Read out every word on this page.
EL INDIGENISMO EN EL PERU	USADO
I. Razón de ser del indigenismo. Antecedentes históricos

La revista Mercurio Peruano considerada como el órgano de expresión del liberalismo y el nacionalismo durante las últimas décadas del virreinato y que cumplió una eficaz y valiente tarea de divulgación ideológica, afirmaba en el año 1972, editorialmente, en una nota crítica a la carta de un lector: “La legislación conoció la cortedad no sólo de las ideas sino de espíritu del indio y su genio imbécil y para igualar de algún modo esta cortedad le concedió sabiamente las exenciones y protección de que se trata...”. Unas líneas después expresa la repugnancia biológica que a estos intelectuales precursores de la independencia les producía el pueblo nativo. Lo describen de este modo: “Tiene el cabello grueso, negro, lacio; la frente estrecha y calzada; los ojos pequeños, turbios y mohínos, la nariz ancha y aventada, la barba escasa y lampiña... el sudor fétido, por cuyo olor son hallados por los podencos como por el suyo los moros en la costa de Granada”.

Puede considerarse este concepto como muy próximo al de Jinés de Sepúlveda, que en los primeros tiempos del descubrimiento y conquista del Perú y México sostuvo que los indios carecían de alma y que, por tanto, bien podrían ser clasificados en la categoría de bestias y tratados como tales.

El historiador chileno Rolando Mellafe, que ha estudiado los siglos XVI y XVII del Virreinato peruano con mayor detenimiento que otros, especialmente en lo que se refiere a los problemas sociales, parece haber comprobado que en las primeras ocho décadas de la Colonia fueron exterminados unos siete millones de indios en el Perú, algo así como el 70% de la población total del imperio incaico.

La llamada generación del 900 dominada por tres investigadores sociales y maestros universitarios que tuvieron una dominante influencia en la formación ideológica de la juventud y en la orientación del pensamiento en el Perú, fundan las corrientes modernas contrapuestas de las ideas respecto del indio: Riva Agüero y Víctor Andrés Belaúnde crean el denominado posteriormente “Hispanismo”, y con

···

**STATED GOAL**
Copy out the whole listing exactly as written.

**ANSWER FOR THIS EXERCISE**
Read out every word on this page.
EL INDIGENISMO EN EL PERU	USADO
I. Razón de ser del indigenismo. Antecedentes históricos

La revista Mercurio Peruano considerada como el órgano de expresión del liberalismo y el nacionalismo durante las últimas décadas del virreinato y que cumplió una eficaz y valiente tarea de divulgación ideológica, afirmaba en el año 1972, editorialmente, en una nota crítica a la carta de un lector: “La legislación conoció la cortedad no sólo de las ideas sino de espíritu del indio y su genio imbécil y para igualar de algún modo esta cortedad le concedió sabiamente las exenciones y protección de que se trata...”. Unas líneas después expresa la repugnancia biológica que a estos intelectuales precursores de la independencia les producía el pueblo nativo. Lo describen de este modo: “Tiene el cabello grueso, negro, lacio; la frente estrecha y calzada; los ojos pequeños, turbios y mohínos, la nariz ancha y aventada, la barba escasa y lampiña... el sudor fétido, por cuyo olor son hallados por los podencos como por el suyo los moros en la costa de Granada”.

Puede considerarse este concepto como muy próximo al de Jinés de Sepúlveda, que en los primeros tiempos del descubrimiento y conquista del Perú y México sostuvo que los indios carecían de alma y que, por tanto, bien podrían ser clasificados en la categoría de bestias y tratados como tales.

El historiador chileno Rolando Mellafe, que ha estudiado los siglos XVI y XVII del Virreinato peruano con mayor detenimiento que otros, especialmente en lo que se refiere a los problemas sociales, parece haber comprobado que en las primeras ocho décadas de la Colonia fueron exterminados unos siete millones de indios en el Perú, algo así como el 70% de la población total del imperio incaico.

La llamada generación del 900 dominada por tres investigadores sociales y maestros universitarios que tuvieron una dominante influencia en la formación ideológica de la juventud y en la orientación del pensamiento en el Perú, fundan las corrientes modernas contrapuestas de las ideas respecto del indio: Riva Agüero y Víctor Andrés Belaúnde crean el denominado posteriormente “Hispanismo”, y con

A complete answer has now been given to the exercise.